- [GIVEN PROBLEM]
Transcribe the entries exactly; images are not part of the copy.
=== MATERIAL TO PROCESS ===
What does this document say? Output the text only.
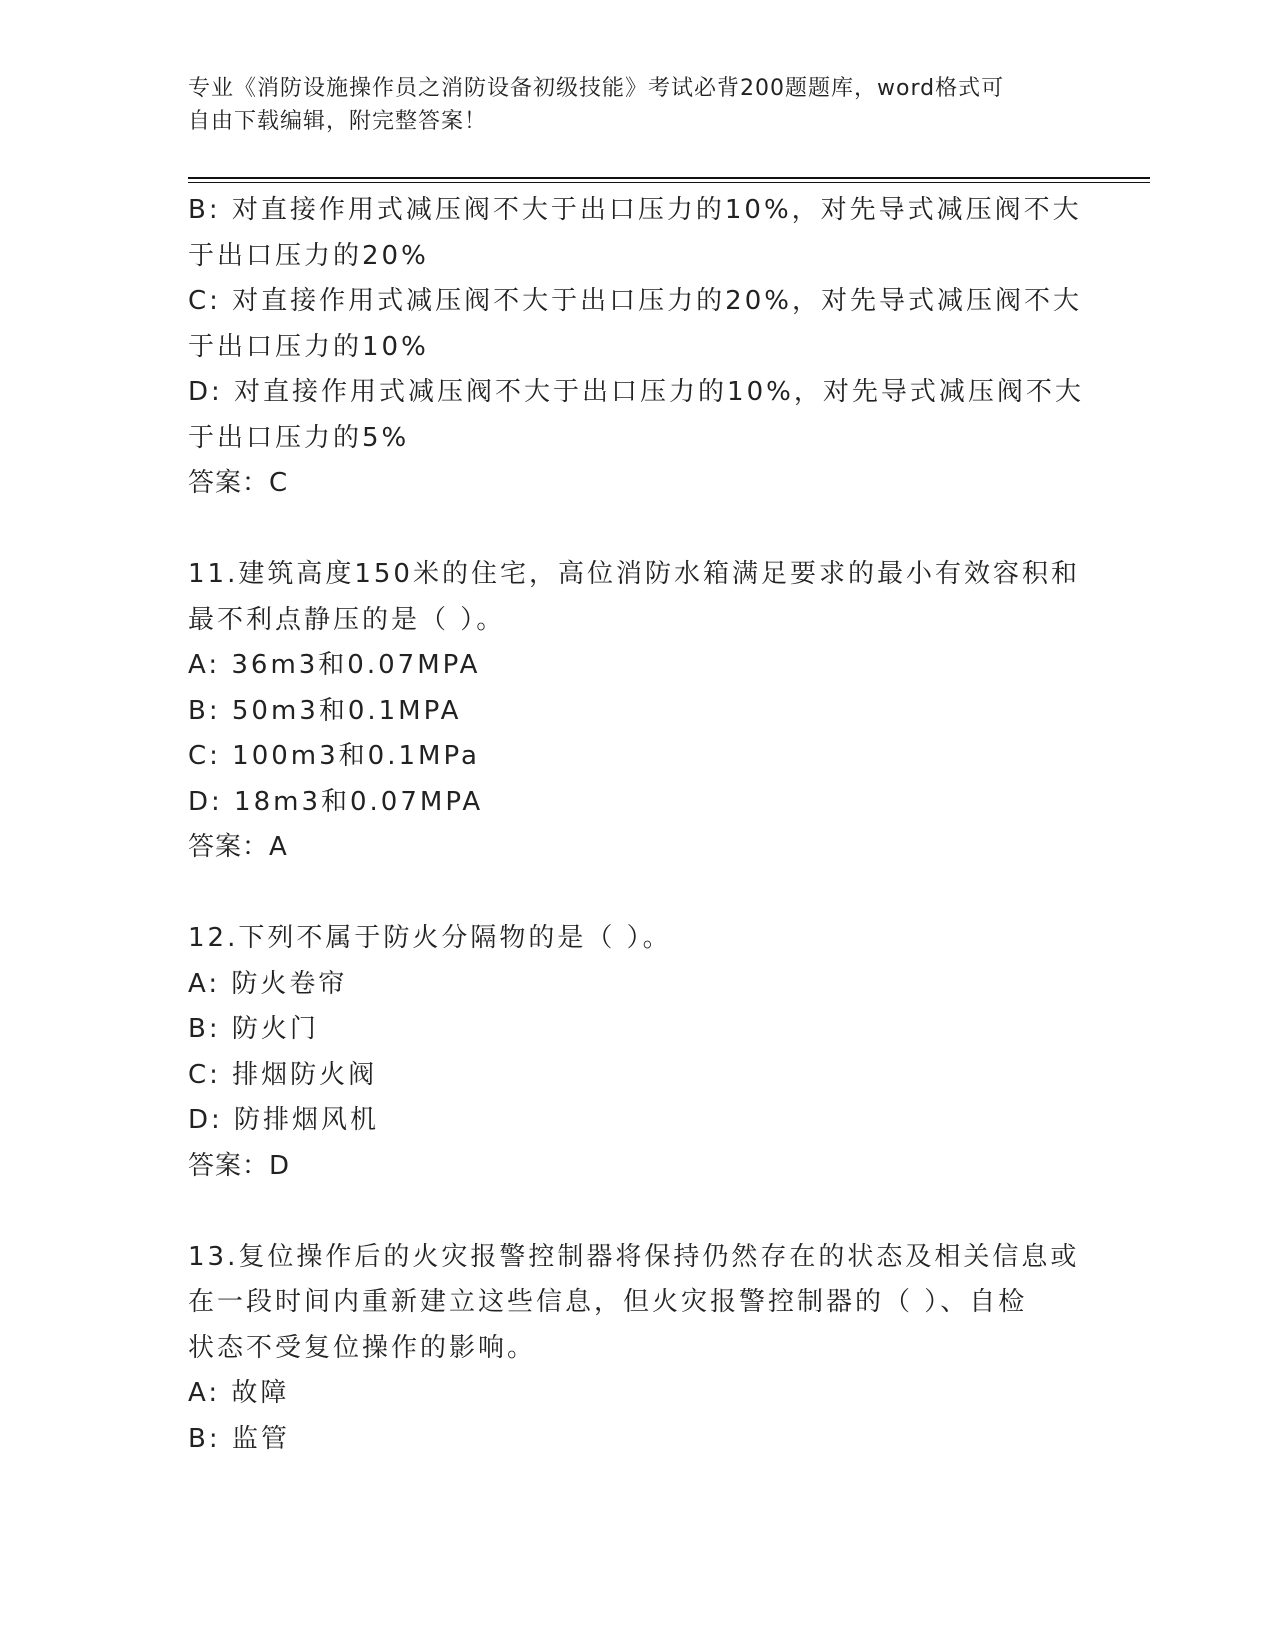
专业《消防设施操作员之消防设备初级技能》考试必背200题题库，word格式可
自由下载编辑，附完整答案！
B: 对直接作用式减压阀不大于出口压力的10%，对先导式减压阀不大
于出口压力的20%
C: 对直接作用式减压阀不大于出口压力的20%，对先导式减压阀不大
于出口压力的10%
D: 对直接作用式减压阀不大于出口压力的10%，对先导式减压阀不大
于出口压力的5%
答案：C
11.建筑高度150米的住宅，高位消防水箱满足要求的最小有效容积和
最不利点静压的是（ ）。
A: 36m3和0.07MPA
B: 50m3和0.1MPA
C: 100m3和0.1MPa
D: 18m3和0.07MPA
答案：A
12.下列不属于防火分隔物的是（ ）。
A: 防火卷帘
B: 防火门
C: 排烟防火阀
D: 防排烟风机
答案：D
13.复位操作后的火灾报警控制器将保持仍然存在的状态及相关信息或
在一段时间内重新建立这些信息，但火灾报警控制器的（ ）、自检
状态不受复位操作的影响。
A: 故障
B: 监管
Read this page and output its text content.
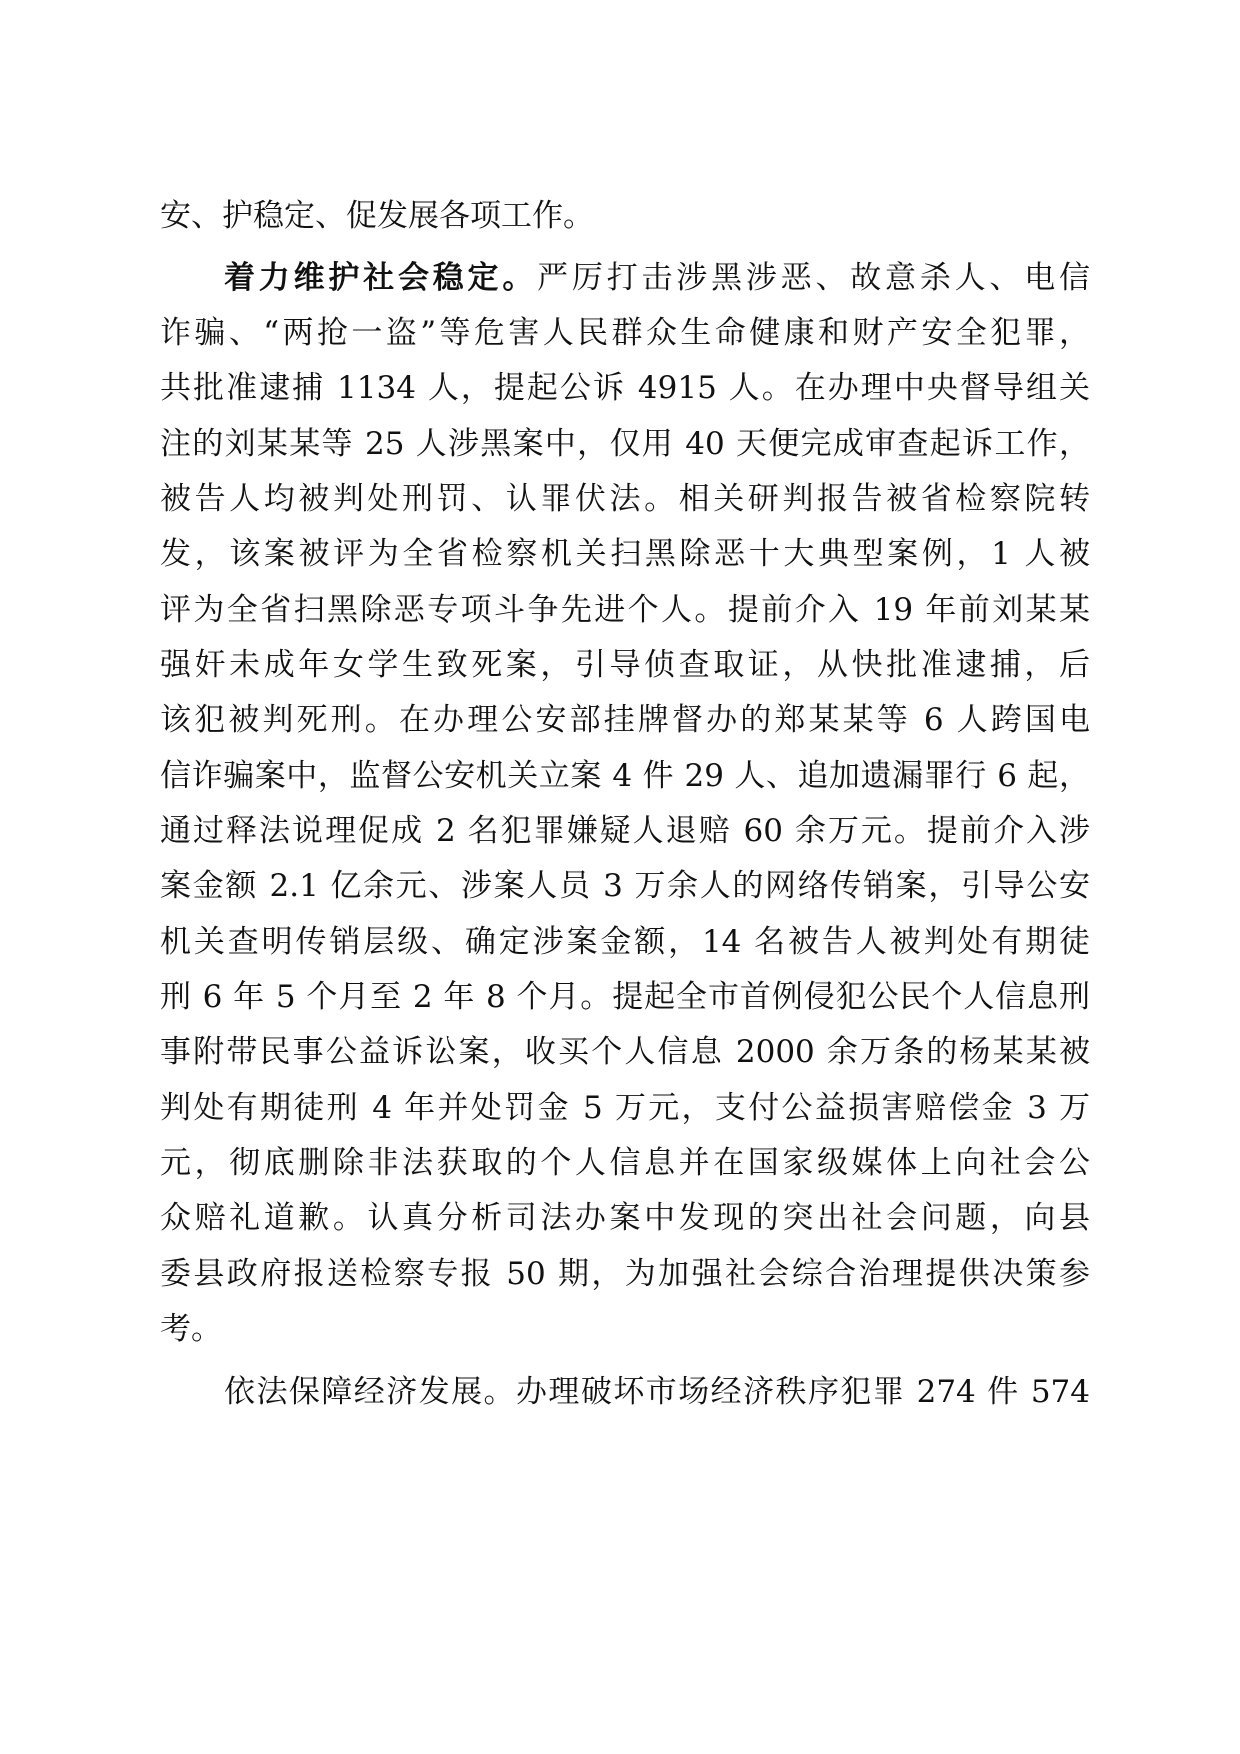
安、护稳定、促发展各项工作。
着力维护社会稳定。严厉打击涉黑涉恶、故意杀人、电信
诈骗、“两抢一盗”等危害人民群众生命健康和财产安全犯罪，
共批准逮捕 1134 人，提起公诉 4915 人。在办理中央督导组关
注的刘某某等 25 人涉黑案中，仅用 40 天便完成审查起诉工作，
被告人均被判处刑罚、认罪伏法。相关研判报告被省检察院转
发，该案被评为全省检察机关扫黑除恶十大典型案例，1 人被
评为全省扫黑除恶专项斗争先进个人。提前介入 19 年前刘某某
强奸未成年女学生致死案，引导侦查取证，从快批准逮捕，后
该犯被判死刑。在办理公安部挂牌督办的郑某某等 6 人跨国电
信诈骗案中，监督公安机关立案 4 件 29 人、追加遗漏罪行 6 起，
通过释法说理促成 2 名犯罪嫌疑人退赔 60 余万元。提前介入涉
案金额 2.1 亿余元、涉案人员 3 万余人的网络传销案，引导公安
机关查明传销层级、确定涉案金额，14 名被告人被判处有期徒
刑 6 年 5 个月至 2 年 8 个月。提起全市首例侵犯公民个人信息刑
事附带民事公益诉讼案，收买个人信息 2000 余万条的杨某某被
判处有期徒刑 4 年并处罚金 5 万元，支付公益损害赔偿金 3 万
元，彻底删除非法获取的个人信息并在国家级媒体上向社会公
众赔礼道歉。认真分析司法办案中发现的突出社会问题，向县
委县政府报送检察专报 50 期，为加强社会综合治理提供决策参
考。
依法保障经济发展。办理破坏市场经济秩序犯罪 274 件 574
===
- [EXERCISE RESULT]
What does this document say? Output the text only.
专业《消防设施操作员之消防设备初级技能》考试必背200题题库，word格式可
自由下载编辑，附完整答案！
B: 对直接作用式减压阀不大于出口压力的10%，对先导式减压阀不大
于出口压力的20%
C: 对直接作用式减压阀不大于出口压力的20%，对先导式减压阀不大
于出口压力的10%
D: 对直接作用式减压阀不大于出口压力的10%，对先导式减压阀不大
于出口压力的5%
答案：C
11.建筑高度150米的住宅，高位消防水箱满足要求的最小有效容积和
最不利点静压的是（ ）。
A: 36m3和0.07MPA
B: 50m3和0.1MPA
C: 100m3和0.1MPa
D: 18m3和0.07MPA
答案：A
12.下列不属于防火分隔物的是（ ）。
A: 防火卷帘
B: 防火门
C: 排烟防火阀
D: 防排烟风机
答案：D
13.复位操作后的火灾报警控制器将保持仍然存在的状态及相关信息或
在一段时间内重新建立这些信息，但火灾报警控制器的（ ）、自检
状态不受复位操作的影响。
A: 故障
B: 监管
Read this page and output its text content.
安、护稳定、促发展各项工作。
着力维护社会稳定。严厉打击涉黑涉恶、故意杀人、电信
诈骗、“两抢一盗”等危害人民群众生命健康和财产安全犯罪，
共批准逮捕 1134 人，提起公诉 4915 人。在办理中央督导组关
注的刘某某等 25 人涉黑案中，仅用 40 天便完成审查起诉工作，
被告人均被判处刑罚、认罪伏法。相关研判报告被省检察院转
发，该案被评为全省检察机关扫黑除恶十大典型案例，1 人被
评为全省扫黑除恶专项斗争先进个人。提前介入 19 年前刘某某
强奸未成年女学生致死案，引导侦查取证，从快批准逮捕，后
该犯被判死刑。在办理公安部挂牌督办的郑某某等 6 人跨国电
信诈骗案中，监督公安机关立案 4 件 29 人、追加遗漏罪行 6 起，
通过释法说理促成 2 名犯罪嫌疑人退赔 60 余万元。提前介入涉
案金额 2.1 亿余元、涉案人员 3 万余人的网络传销案，引导公安
机关查明传销层级、确定涉案金额，14 名被告人被判处有期徒
刑 6 年 5 个月至 2 年 8 个月。提起全市首例侵犯公民个人信息刑
事附带民事公益诉讼案，收买个人信息 2000 余万条的杨某某被
判处有期徒刑 4 年并处罚金 5 万元，支付公益损害赔偿金 3 万
元，彻底删除非法获取的个人信息并在国家级媒体上向社会公
众赔礼道歉。认真分析司法办案中发现的突出社会问题，向县
委县政府报送检察专报 50 期，为加强社会综合治理提供决策参
考。
依法保障经济发展。办理破坏市场经济秩序犯罪 274 件 574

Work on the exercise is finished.